WHAT YOU HAVE TO DO – Write out each line of the material again, word for word.
*** SUPPLIED RECORDS ***
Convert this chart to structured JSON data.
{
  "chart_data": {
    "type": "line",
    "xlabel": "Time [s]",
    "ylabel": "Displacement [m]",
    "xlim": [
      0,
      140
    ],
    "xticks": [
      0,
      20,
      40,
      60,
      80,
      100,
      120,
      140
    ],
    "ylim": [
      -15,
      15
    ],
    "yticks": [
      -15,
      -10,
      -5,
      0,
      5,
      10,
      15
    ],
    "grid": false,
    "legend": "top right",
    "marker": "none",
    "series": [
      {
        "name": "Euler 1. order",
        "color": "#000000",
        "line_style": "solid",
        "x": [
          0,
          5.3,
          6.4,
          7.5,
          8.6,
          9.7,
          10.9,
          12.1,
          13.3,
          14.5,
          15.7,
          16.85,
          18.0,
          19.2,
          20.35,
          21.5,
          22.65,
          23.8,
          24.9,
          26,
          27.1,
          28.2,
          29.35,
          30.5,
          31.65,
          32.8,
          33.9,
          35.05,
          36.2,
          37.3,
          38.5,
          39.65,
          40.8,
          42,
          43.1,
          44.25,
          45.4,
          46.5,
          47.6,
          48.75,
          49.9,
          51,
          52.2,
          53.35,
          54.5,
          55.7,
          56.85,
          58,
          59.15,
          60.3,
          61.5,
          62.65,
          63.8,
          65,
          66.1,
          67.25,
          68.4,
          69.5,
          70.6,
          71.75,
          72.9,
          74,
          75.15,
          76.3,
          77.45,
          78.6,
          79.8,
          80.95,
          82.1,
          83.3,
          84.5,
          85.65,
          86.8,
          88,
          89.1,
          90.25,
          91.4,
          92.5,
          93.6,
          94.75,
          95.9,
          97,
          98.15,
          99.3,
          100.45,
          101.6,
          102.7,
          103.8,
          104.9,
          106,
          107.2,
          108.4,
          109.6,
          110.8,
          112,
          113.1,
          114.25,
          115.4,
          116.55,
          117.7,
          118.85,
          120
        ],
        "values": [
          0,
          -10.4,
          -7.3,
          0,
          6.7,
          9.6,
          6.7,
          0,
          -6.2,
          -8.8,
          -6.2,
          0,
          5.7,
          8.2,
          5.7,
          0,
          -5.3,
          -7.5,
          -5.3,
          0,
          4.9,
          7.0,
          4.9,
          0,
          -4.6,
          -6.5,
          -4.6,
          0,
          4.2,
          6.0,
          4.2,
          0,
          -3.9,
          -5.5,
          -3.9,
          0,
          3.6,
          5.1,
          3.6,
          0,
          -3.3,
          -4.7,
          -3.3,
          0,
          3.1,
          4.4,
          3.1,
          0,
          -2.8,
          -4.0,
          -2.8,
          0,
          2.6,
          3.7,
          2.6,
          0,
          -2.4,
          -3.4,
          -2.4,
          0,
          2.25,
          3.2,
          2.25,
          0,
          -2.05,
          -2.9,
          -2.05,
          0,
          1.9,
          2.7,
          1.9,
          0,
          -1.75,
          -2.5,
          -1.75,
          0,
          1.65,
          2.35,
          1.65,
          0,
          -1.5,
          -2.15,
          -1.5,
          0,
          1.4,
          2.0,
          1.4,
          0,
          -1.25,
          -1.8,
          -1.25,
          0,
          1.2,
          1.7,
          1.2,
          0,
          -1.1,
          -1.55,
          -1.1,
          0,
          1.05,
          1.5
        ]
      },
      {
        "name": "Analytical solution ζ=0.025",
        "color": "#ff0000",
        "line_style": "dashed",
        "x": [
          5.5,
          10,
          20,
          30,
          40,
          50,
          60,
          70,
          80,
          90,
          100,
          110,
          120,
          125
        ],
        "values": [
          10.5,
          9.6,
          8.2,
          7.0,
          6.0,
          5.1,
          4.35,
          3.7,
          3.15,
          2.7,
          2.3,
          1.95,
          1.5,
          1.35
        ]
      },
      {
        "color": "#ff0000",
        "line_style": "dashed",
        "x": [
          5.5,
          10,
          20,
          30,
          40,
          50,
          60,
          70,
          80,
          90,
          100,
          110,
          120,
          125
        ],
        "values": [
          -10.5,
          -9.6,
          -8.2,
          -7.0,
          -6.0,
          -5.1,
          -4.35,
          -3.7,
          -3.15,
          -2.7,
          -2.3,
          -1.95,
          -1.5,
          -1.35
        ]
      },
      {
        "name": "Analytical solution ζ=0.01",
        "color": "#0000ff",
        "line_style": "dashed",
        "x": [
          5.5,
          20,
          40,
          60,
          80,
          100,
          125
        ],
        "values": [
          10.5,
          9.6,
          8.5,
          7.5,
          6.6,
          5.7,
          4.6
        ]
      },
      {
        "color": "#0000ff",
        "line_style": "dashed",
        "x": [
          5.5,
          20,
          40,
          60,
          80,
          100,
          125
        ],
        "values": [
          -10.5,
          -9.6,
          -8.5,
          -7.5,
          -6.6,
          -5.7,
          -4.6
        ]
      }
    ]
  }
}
***
COMPLETE OUTPUT –
Convert this chart to structured JSON data.
{
  "chart_data": {
    "type": "line",
    "xlabel": "Time [s]",
    "ylabel": "Displacement [m]",
    "xlim": [
      0,
      140
    ],
    "xticks": [
      0,
      20,
      40,
      60,
      80,
      100,
      120,
      140
    ],
    "ylim": [
      -15,
      15
    ],
    "yticks": [
      -15,
      -10,
      -5,
      0,
      5,
      10,
      15
    ],
    "grid": false,
    "legend": "top right",
    "marker": "none",
    "series": [
      {
        "name": "Euler 1. order",
        "color": "#000000",
        "line_style": "solid",
        "x": [
          0,
          5.3,
          6.4,
          7.5,
          8.6,
          9.7,
          10.9,
          12.1,
          13.3,
          14.5,
          15.7,
          16.85,
          18.0,
          19.2,
          20.35,
          21.5,
          22.65,
          23.8,
          24.9,
          26,
          27.1,
          28.2,
          29.35,
          30.5,
          31.65,
          32.8,
          33.9,
          35.05,
          36.2,
          37.3,
          38.5,
          39.65,
          40.8,
          42,
          43.1,
          44.25,
          45.4,
          46.5,
          47.6,
          48.75,
          49.9,
          51,
          52.2,
          53.35,
          54.5,
          55.7,
          56.85,
          58,
          59.15,
          60.3,
          61.5,
          62.65,
          63.8,
          65,
          66.1,
          67.25,
          68.4,
          69.5,
          70.6,
          71.75,
          72.9,
          74,
          75.15,
          76.3,
          77.45,
          78.6,
          79.8,
          80.95,
          82.1,
          83.3,
          84.5,
          85.65,
          86.8,
          88,
          89.1,
          90.25,
          91.4,
          92.5,
          93.6,
          94.75,
          95.9,
          97,
          98.15,
          99.3,
          100.45,
          101.6,
          102.7,
          103.8,
          104.9,
          106,
          107.2,
          108.4,
          109.6,
          110.8,
          112,
          113.1,
          114.25,
          115.4,
          116.55,
          117.7,
          118.85,
          120
        ],
        "values": [
          0,
          -10.4,
          -7.3,
          0,
          6.7,
          9.6,
          6.7,
          0,
          -6.2,
          -8.8,
          -6.2,
          0,
          5.7,
          8.2,
          5.7,
          0,
          -5.3,
          -7.5,
          -5.3,
          0,
          4.9,
          7.0,
          4.9,
          0,
          -4.6,
          -6.5,
          -4.6,
          0,
          4.2,
          6.0,
          4.2,
          0,
          -3.9,
          -5.5,
          -3.9,
          0,
          3.6,
          5.1,
          3.6,
          0,
          -3.3,
          -4.7,
          -3.3,
          0,
          3.1,
          4.4,
          3.1,
          0,
          -2.8,
          -4.0,
          -2.8,
          0,
          2.6,
          3.7,
          2.6,
          0,
          -2.4,
          -3.4,
          -2.4,
          0,
          2.25,
          3.2,
          2.25,
          0,
          -2.05,
          -2.9,
          -2.05,
          0,
          1.9,
          2.7,
          1.9,
          0,
          -1.75,
          -2.5,
          -1.75,
          0,
          1.65,
          2.35,
          1.65,
          0,
          -1.5,
          -2.15,
          -1.5,
          0,
          1.4,
          2.0,
          1.4,
          0,
          -1.25,
          -1.8,
          -1.25,
          0,
          1.2,
          1.7,
          1.2,
          0,
          -1.1,
          -1.55,
          -1.1,
          0,
          1.05,
          1.5
        ]
      },
      {
        "name": "Analytical solution ζ=0.025",
        "color": "#ff0000",
        "line_style": "dashed",
        "x": [
          5.5,
          10,
          20,
          30,
          40,
          50,
          60,
          70,
          80,
          90,
          100,
          110,
          120,
          125
        ],
        "values": [
          10.5,
          9.6,
          8.2,
          7.0,
          6.0,
          5.1,
          4.35,
          3.7,
          3.15,
          2.7,
          2.3,
          1.95,
          1.5,
          1.35
        ]
      },
      {
        "color": "#ff0000",
        "line_style": "dashed",
        "x": [
          5.5,
          10,
          20,
          30,
          40,
          50,
          60,
          70,
          80,
          90,
          100,
          110,
          120,
          125
        ],
        "values": [
          -10.5,
          -9.6,
          -8.2,
          -7.0,
          -6.0,
          -5.1,
          -4.35,
          -3.7,
          -3.15,
          -2.7,
          -2.3,
          -1.95,
          -1.5,
          -1.35
        ]
      },
      {
        "name": "Analytical solution ζ=0.01",
        "color": "#0000ff",
        "line_style": "dashed",
        "x": [
          5.5,
          20,
          40,
          60,
          80,
          100,
          125
        ],
        "values": [
          10.5,
          9.6,
          8.5,
          7.5,
          6.6,
          5.7,
          4.6
        ]
      },
      {
        "color": "#0000ff",
        "line_style": "dashed",
        "x": [
          5.5,
          20,
          40,
          60,
          80,
          100,
          125
        ],
        "values": [
          -10.5,
          -9.6,
          -8.5,
          -7.5,
          -6.6,
          -5.7,
          -4.6
        ]
      }
    ]
  }
}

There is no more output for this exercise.